Set problem - Transcribe the records below exactly.

[Stored records]
==========
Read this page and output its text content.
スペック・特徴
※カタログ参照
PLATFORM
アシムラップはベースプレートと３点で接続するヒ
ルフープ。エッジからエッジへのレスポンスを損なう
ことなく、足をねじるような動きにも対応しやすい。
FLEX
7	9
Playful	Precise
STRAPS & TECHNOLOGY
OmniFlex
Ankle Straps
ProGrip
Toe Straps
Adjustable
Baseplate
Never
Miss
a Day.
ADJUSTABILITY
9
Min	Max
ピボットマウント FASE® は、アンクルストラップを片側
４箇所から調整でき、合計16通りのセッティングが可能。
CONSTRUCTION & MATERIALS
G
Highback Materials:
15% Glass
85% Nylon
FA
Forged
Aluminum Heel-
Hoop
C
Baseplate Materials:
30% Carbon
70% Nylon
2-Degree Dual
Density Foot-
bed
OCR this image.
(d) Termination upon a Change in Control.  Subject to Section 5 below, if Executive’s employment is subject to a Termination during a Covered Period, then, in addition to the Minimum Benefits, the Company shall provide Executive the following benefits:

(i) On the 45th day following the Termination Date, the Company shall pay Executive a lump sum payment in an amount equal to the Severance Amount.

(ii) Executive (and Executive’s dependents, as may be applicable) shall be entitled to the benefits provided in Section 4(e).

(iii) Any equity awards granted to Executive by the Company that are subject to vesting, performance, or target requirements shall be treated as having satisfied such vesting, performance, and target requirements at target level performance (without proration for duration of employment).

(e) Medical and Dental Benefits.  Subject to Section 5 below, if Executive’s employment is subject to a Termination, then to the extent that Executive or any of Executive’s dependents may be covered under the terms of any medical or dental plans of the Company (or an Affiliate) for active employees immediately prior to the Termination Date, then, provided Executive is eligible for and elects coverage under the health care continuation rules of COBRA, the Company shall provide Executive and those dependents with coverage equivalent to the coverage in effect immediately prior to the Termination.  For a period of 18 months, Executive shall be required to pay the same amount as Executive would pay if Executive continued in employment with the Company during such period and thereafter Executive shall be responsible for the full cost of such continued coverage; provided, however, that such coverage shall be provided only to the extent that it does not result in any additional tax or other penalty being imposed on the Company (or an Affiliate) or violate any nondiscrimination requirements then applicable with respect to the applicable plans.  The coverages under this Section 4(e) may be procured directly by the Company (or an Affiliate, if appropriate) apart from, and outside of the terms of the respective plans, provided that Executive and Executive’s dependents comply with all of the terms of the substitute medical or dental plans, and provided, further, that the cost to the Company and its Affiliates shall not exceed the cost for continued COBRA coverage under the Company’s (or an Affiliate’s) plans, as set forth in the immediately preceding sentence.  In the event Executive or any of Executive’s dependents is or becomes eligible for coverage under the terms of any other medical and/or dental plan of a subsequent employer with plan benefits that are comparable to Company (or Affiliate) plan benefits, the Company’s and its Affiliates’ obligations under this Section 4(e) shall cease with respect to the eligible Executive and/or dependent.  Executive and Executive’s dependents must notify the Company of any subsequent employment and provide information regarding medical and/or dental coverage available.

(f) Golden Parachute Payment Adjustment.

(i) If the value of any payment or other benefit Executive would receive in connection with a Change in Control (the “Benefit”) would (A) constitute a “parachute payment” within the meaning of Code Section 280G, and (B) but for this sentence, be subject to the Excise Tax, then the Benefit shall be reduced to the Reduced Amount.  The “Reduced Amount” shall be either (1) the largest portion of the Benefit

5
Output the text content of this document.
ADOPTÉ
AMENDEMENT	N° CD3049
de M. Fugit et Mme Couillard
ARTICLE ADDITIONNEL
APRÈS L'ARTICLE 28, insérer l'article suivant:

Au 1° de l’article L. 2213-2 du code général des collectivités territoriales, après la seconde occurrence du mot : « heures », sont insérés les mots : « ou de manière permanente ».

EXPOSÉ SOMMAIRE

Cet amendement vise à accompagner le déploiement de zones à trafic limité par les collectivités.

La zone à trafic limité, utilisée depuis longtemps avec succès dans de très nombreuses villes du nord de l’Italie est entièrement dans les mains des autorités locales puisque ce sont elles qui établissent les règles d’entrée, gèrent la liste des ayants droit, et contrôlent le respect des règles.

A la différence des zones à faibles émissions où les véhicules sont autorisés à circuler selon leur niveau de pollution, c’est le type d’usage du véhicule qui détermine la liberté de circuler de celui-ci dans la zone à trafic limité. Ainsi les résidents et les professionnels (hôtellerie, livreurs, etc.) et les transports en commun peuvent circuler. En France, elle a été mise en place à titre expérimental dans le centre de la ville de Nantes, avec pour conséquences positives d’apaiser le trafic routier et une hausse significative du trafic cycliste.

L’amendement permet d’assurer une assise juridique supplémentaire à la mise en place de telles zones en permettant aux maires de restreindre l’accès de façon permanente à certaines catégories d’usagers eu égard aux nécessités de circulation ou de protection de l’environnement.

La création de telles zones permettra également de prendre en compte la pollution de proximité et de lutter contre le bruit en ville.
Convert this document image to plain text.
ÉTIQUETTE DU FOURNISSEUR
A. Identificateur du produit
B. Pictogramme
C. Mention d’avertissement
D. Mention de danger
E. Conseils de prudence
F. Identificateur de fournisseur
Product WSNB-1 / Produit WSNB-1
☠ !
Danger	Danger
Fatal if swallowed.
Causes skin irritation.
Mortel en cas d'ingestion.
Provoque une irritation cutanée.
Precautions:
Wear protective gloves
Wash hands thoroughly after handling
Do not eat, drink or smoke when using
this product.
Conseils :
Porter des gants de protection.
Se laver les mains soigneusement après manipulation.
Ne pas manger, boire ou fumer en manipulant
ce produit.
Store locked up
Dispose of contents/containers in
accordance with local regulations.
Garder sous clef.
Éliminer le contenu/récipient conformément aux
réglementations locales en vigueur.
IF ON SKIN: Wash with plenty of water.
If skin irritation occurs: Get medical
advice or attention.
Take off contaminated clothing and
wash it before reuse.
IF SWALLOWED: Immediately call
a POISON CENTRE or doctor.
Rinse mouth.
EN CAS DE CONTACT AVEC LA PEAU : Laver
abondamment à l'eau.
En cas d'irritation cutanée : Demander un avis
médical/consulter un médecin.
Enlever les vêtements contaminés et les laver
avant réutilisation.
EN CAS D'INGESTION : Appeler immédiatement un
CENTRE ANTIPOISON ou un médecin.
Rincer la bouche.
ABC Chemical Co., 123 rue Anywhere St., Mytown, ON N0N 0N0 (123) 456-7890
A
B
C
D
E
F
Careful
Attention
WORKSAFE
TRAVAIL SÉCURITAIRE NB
==========
Response -
Read this page and output its text content.
スペック・特徴
※カタログ参照
PLATFORM
アシムラップはベースプレートと３点で接続するヒ
ルフープ。エッジからエッジへのレスポンスを損なう
ことなく、足をねじるような動きにも対応しやすい。
FLEX
7	9
Playful	Precise
STRAPS & TECHNOLOGY
OmniFlex
Ankle Straps
ProGrip
Toe Straps
Adjustable
Baseplate
Never
Miss
a Day.
ADJUSTABILITY
9
Min	Max
ピボットマウント FASE® は、アンクルストラップを片側
４箇所から調整でき、合計16通りのセッティングが可能。
CONSTRUCTION & MATERIALS
G
Highback Materials:
15% Glass
85% Nylon
FA
Forged
Aluminum Heel-
Hoop
C
Baseplate Materials:
30% Carbon
70% Nylon
2-Degree Dual
Density Foot-
bed
OCR this image.
(d) Termination upon a Change in Control.  Subject to Section 5 below, if Executive’s employment is subject to a Termination during a Covered Period, then, in addition to the Minimum Benefits, the Company shall provide Executive the following benefits:

(i) On the 45th day following the Termination Date, the Company shall pay Executive a lump sum payment in an amount equal to the Severance Amount.

(ii) Executive (and Executive’s dependents, as may be applicable) shall be entitled to the benefits provided in Section 4(e).

(iii) Any equity awards granted to Executive by the Company that are subject to vesting, performance, or target requirements shall be treated as having satisfied such vesting, performance, and target requirements at target level performance (without proration for duration of employment).

(e) Medical and Dental Benefits.  Subject to Section 5 below, if Executive’s employment is subject to a Termination, then to the extent that Executive or any of Executive’s dependents may be covered under the terms of any medical or dental plans of the Company (or an Affiliate) for active employees immediately prior to the Termination Date, then, provided Executive is eligible for and elects coverage under the health care continuation rules of COBRA, the Company shall provide Executive and those dependents with coverage equivalent to the coverage in effect immediately prior to the Termination.  For a period of 18 months, Executive shall be required to pay the same amount as Executive would pay if Executive continued in employment with the Company during such period and thereafter Executive shall be responsible for the full cost of such continued coverage; provided, however, that such coverage shall be provided only to the extent that it does not result in any additional tax or other penalty being imposed on the Company (or an Affiliate) or violate any nondiscrimination requirements then applicable with respect to the applicable plans.  The coverages under this Section 4(e) may be procured directly by the Company (or an Affiliate, if appropriate) apart from, and outside of the terms of the respective plans, provided that Executive and Executive’s dependents comply with all of the terms of the substitute medical or dental plans, and provided, further, that the cost to the Company and its Affiliates shall not exceed the cost for continued COBRA coverage under the Company’s (or an Affiliate’s) plans, as set forth in the immediately preceding sentence.  In the event Executive or any of Executive’s dependents is or becomes eligible for coverage under the terms of any other medical and/or dental plan of a subsequent employer with plan benefits that are comparable to Company (or Affiliate) plan benefits, the Company’s and its Affiliates’ obligations under this Section 4(e) shall cease with respect to the eligible Executive and/or dependent.  Executive and Executive’s dependents must notify the Company of any subsequent employment and provide information regarding medical and/or dental coverage available.

(f) Golden Parachute Payment Adjustment.

(i) If the value of any payment or other benefit Executive would receive in connection with a Change in Control (the “Benefit”) would (A) constitute a “parachute payment” within the meaning of Code Section 280G, and (B) but for this sentence, be subject to the Excise Tax, then the Benefit shall be reduced to the Reduced Amount.  The “Reduced Amount” shall be either (1) the largest portion of the Benefit

5
Output the text content of this document.
ADOPTÉ
AMENDEMENT	N° CD3049
de M. Fugit et Mme Couillard
ARTICLE ADDITIONNEL
APRÈS L'ARTICLE 28, insérer l'article suivant:

Au 1° de l’article L. 2213-2 du code général des collectivités territoriales, après la seconde occurrence du mot : « heures », sont insérés les mots : « ou de manière permanente ».

EXPOSÉ SOMMAIRE

Cet amendement vise à accompagner le déploiement de zones à trafic limité par les collectivités.

La zone à trafic limité, utilisée depuis longtemps avec succès dans de très nombreuses villes du nord de l’Italie est entièrement dans les mains des autorités locales puisque ce sont elles qui établissent les règles d’entrée, gèrent la liste des ayants droit, et contrôlent le respect des règles.

A la différence des zones à faibles émissions où les véhicules sont autorisés à circuler selon leur niveau de pollution, c’est le type d’usage du véhicule qui détermine la liberté de circuler de celui-ci dans la zone à trafic limité. Ainsi les résidents et les professionnels (hôtellerie, livreurs, etc.) et les transports en commun peuvent circuler. En France, elle a été mise en place à titre expérimental dans le centre de la ville de Nantes, avec pour conséquences positives d’apaiser le trafic routier et une hausse significative du trafic cycliste.

L’amendement permet d’assurer une assise juridique supplémentaire à la mise en place de telles zones en permettant aux maires de restreindre l’accès de façon permanente à certaines catégories d’usagers eu égard aux nécessités de circulation ou de protection de l’environnement.

La création de telles zones permettra également de prendre en compte la pollution de proximité et de lutter contre le bruit en ville.
Convert this document image to plain text.
ÉTIQUETTE DU FOURNISSEUR
A. Identificateur du produit
B. Pictogramme
C. Mention d’avertissement
D. Mention de danger
E. Conseils de prudence
F. Identificateur de fournisseur
Product WSNB-1 / Produit WSNB-1
☠ !
Danger	Danger
Fatal if swallowed.
Causes skin irritation.
Mortel en cas d'ingestion.
Provoque une irritation cutanée.
Precautions:
Wear protective gloves
Wash hands thoroughly after handling
Do not eat, drink or smoke when using
this product.
Conseils :
Porter des gants de protection.
Se laver les mains soigneusement après manipulation.
Ne pas manger, boire ou fumer en manipulant
ce produit.
Store locked up
Dispose of contents/containers in
accordance with local regulations.
Garder sous clef.
Éliminer le contenu/récipient conformément aux
réglementations locales en vigueur.
IF ON SKIN: Wash with plenty of water.
If skin irritation occurs: Get medical
advice or attention.
Take off contaminated clothing and
wash it before reuse.
IF SWALLOWED: Immediately call
a POISON CENTRE or doctor.
Rinse mouth.
EN CAS DE CONTACT AVEC LA PEAU : Laver
abondamment à l'eau.
En cas d'irritation cutanée : Demander un avis
médical/consulter un médecin.
Enlever les vêtements contaminés et les laver
avant réutilisation.
EN CAS D'INGESTION : Appeler immédiatement un
CENTRE ANTIPOISON ou un médecin.
Rincer la bouche.
ABC Chemical Co., 123 rue Anywhere St., Mytown, ON N0N 0N0 (123) 456-7890
A
B
C
D
E
F
Careful
Attention
WORKSAFE
TRAVAIL SÉCURITAIRE NB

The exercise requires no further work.